Entries with figure data
______________________________
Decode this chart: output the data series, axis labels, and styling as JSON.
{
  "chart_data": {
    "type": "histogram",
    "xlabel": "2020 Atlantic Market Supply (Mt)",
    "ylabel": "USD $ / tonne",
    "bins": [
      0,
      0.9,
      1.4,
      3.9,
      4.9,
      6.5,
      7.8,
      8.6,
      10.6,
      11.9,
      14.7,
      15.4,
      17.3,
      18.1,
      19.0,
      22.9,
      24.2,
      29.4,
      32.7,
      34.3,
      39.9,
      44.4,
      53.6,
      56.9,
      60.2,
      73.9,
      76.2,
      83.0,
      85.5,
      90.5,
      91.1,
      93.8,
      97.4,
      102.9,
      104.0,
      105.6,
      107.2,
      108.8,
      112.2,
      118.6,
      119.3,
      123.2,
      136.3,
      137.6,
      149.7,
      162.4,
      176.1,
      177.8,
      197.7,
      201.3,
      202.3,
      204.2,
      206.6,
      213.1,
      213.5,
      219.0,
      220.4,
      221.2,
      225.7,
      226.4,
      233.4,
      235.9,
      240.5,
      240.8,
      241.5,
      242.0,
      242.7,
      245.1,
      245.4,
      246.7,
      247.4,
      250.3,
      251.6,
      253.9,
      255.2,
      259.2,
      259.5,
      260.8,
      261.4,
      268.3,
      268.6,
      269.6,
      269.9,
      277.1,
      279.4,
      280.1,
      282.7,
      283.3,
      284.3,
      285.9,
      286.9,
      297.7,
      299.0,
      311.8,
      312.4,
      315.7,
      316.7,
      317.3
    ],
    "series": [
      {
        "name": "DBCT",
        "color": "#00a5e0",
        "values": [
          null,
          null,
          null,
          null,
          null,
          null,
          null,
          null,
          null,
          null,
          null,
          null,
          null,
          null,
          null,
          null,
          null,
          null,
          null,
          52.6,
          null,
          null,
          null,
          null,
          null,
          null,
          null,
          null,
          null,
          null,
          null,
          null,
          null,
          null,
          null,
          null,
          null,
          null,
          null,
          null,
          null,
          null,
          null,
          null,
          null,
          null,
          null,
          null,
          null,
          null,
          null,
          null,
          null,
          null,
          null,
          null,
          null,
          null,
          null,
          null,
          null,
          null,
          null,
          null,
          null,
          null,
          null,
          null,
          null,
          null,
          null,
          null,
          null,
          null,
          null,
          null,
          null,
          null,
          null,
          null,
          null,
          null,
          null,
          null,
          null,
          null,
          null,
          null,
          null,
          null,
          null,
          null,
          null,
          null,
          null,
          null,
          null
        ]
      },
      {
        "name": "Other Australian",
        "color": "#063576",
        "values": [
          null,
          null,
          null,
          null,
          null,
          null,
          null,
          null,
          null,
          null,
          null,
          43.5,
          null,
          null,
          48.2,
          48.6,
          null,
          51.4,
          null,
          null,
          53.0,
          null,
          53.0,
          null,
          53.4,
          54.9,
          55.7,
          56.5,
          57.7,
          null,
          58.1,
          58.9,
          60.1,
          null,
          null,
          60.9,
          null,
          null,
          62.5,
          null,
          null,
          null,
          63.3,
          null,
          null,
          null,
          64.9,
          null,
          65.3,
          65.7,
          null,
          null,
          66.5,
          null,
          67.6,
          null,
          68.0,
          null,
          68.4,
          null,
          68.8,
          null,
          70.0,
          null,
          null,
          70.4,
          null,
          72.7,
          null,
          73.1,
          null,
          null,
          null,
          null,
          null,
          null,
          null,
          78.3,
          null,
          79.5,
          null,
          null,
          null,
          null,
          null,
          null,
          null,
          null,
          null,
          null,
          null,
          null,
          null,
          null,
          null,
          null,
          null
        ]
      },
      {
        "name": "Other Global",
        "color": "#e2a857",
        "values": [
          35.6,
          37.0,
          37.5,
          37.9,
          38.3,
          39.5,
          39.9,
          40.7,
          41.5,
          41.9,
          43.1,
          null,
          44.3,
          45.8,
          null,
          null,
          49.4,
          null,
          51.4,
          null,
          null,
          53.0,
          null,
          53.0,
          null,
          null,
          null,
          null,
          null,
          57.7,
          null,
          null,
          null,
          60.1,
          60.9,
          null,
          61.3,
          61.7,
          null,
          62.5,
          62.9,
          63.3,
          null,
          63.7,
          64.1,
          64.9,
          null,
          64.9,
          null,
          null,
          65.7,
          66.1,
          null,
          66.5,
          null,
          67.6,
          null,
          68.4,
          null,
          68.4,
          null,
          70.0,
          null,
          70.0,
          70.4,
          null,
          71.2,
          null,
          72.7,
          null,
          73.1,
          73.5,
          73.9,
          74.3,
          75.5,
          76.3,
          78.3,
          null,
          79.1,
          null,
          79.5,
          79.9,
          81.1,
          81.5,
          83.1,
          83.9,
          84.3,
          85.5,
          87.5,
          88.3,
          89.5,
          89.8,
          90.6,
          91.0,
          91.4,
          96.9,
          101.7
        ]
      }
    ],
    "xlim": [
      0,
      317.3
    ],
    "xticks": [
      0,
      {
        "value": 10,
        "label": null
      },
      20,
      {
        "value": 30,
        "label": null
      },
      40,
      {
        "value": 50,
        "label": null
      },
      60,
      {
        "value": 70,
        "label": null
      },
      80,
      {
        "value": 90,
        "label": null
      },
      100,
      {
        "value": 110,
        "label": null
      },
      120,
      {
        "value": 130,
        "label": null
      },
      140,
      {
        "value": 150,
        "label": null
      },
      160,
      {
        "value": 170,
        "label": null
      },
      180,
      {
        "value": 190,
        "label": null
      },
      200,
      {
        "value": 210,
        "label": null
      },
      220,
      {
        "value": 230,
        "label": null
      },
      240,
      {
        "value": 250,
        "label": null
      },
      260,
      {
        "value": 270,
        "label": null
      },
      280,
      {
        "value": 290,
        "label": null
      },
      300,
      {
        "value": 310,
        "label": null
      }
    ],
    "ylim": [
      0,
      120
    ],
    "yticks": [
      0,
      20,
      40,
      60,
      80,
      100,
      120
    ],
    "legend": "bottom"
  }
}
______________________________
Goal of the exercise - The listing above should be transcribed in full, exactly as written.

Complete response -
Decode this chart: output the data series, axis labels, and styling as JSON.
{
  "chart_data": {
    "type": "histogram",
    "xlabel": "2020 Atlantic Market Supply (Mt)",
    "ylabel": "USD $ / tonne",
    "bins": [
      0,
      0.9,
      1.4,
      3.9,
      4.9,
      6.5,
      7.8,
      8.6,
      10.6,
      11.9,
      14.7,
      15.4,
      17.3,
      18.1,
      19.0,
      22.9,
      24.2,
      29.4,
      32.7,
      34.3,
      39.9,
      44.4,
      53.6,
      56.9,
      60.2,
      73.9,
      76.2,
      83.0,
      85.5,
      90.5,
      91.1,
      93.8,
      97.4,
      102.9,
      104.0,
      105.6,
      107.2,
      108.8,
      112.2,
      118.6,
      119.3,
      123.2,
      136.3,
      137.6,
      149.7,
      162.4,
      176.1,
      177.8,
      197.7,
      201.3,
      202.3,
      204.2,
      206.6,
      213.1,
      213.5,
      219.0,
      220.4,
      221.2,
      225.7,
      226.4,
      233.4,
      235.9,
      240.5,
      240.8,
      241.5,
      242.0,
      242.7,
      245.1,
      245.4,
      246.7,
      247.4,
      250.3,
      251.6,
      253.9,
      255.2,
      259.2,
      259.5,
      260.8,
      261.4,
      268.3,
      268.6,
      269.6,
      269.9,
      277.1,
      279.4,
      280.1,
      282.7,
      283.3,
      284.3,
      285.9,
      286.9,
      297.7,
      299.0,
      311.8,
      312.4,
      315.7,
      316.7,
      317.3
    ],
    "series": [
      {
        "name": "DBCT",
        "color": "#00a5e0",
        "values": [
          null,
          null,
          null,
          null,
          null,
          null,
          null,
          null,
          null,
          null,
          null,
          null,
          null,
          null,
          null,
          null,
          null,
          null,
          null,
          52.6,
          null,
          null,
          null,
          null,
          null,
          null,
          null,
          null,
          null,
          null,
          null,
          null,
          null,
          null,
          null,
          null,
          null,
          null,
          null,
          null,
          null,
          null,
          null,
          null,
          null,
          null,
          null,
          null,
          null,
          null,
          null,
          null,
          null,
          null,
          null,
          null,
          null,
          null,
          null,
          null,
          null,
          null,
          null,
          null,
          null,
          null,
          null,
          null,
          null,
          null,
          null,
          null,
          null,
          null,
          null,
          null,
          null,
          null,
          null,
          null,
          null,
          null,
          null,
          null,
          null,
          null,
          null,
          null,
          null,
          null,
          null,
          null,
          null,
          null,
          null,
          null,
          null
        ]
      },
      {
        "name": "Other Australian",
        "color": "#063576",
        "values": [
          null,
          null,
          null,
          null,
          null,
          null,
          null,
          null,
          null,
          null,
          null,
          43.5,
          null,
          null,
          48.2,
          48.6,
          null,
          51.4,
          null,
          null,
          53.0,
          null,
          53.0,
          null,
          53.4,
          54.9,
          55.7,
          56.5,
          57.7,
          null,
          58.1,
          58.9,
          60.1,
          null,
          null,
          60.9,
          null,
          null,
          62.5,
          null,
          null,
          null,
          63.3,
          null,
          null,
          null,
          64.9,
          null,
          65.3,
          65.7,
          null,
          null,
          66.5,
          null,
          67.6,
          null,
          68.0,
          null,
          68.4,
          null,
          68.8,
          null,
          70.0,
          null,
          null,
          70.4,
          null,
          72.7,
          null,
          73.1,
          null,
          null,
          null,
          null,
          null,
          null,
          null,
          78.3,
          null,
          79.5,
          null,
          null,
          null,
          null,
          null,
          null,
          null,
          null,
          null,
          null,
          null,
          null,
          null,
          null,
          null,
          null,
          null
        ]
      },
      {
        "name": "Other Global",
        "color": "#e2a857",
        "values": [
          35.6,
          37.0,
          37.5,
          37.9,
          38.3,
          39.5,
          39.9,
          40.7,
          41.5,
          41.9,
          43.1,
          null,
          44.3,
          45.8,
          null,
          null,
          49.4,
          null,
          51.4,
          null,
          null,
          53.0,
          null,
          53.0,
          null,
          null,
          null,
          null,
          null,
          57.7,
          null,
          null,
          null,
          60.1,
          60.9,
          null,
          61.3,
          61.7,
          null,
          62.5,
          62.9,
          63.3,
          null,
          63.7,
          64.1,
          64.9,
          null,
          64.9,
          null,
          null,
          65.7,
          66.1,
          null,
          66.5,
          null,
          67.6,
          null,
          68.4,
          null,
          68.4,
          null,
          70.0,
          null,
          70.0,
          70.4,
          null,
          71.2,
          null,
          72.7,
          null,
          73.1,
          73.5,
          73.9,
          74.3,
          75.5,
          76.3,
          78.3,
          null,
          79.1,
          null,
          79.5,
          79.9,
          81.1,
          81.5,
          83.1,
          83.9,
          84.3,
          85.5,
          87.5,
          88.3,
          89.5,
          89.8,
          90.6,
          91.0,
          91.4,
          96.9,
          101.7
        ]
      }
    ],
    "xlim": [
      0,
      317.3
    ],
    "xticks": [
      0,
      {
        "value": 10,
        "label": null
      },
      20,
      {
        "value": 30,
        "label": null
      },
      40,
      {
        "value": 50,
        "label": null
      },
      60,
      {
        "value": 70,
        "label": null
      },
      80,
      {
        "value": 90,
        "label": null
      },
      100,
      {
        "value": 110,
        "label": null
      },
      120,
      {
        "value": 130,
        "label": null
      },
      140,
      {
        "value": 150,
        "label": null
      },
      160,
      {
        "value": 170,
        "label": null
      },
      180,
      {
        "value": 190,
        "label": null
      },
      200,
      {
        "value": 210,
        "label": null
      },
      220,
      {
        "value": 230,
        "label": null
      },
      240,
      {
        "value": 250,
        "label": null
      },
      260,
      {
        "value": 270,
        "label": null
      },
      280,
      {
        "value": 290,
        "label": null
      },
      300,
      {
        "value": 310,
        "label": null
      }
    ],
    "ylim": [
      0,
      120
    ],
    "yticks": [
      0,
      20,
      40,
      60,
      80,
      100,
      120
    ],
    "legend": "bottom"
  }
}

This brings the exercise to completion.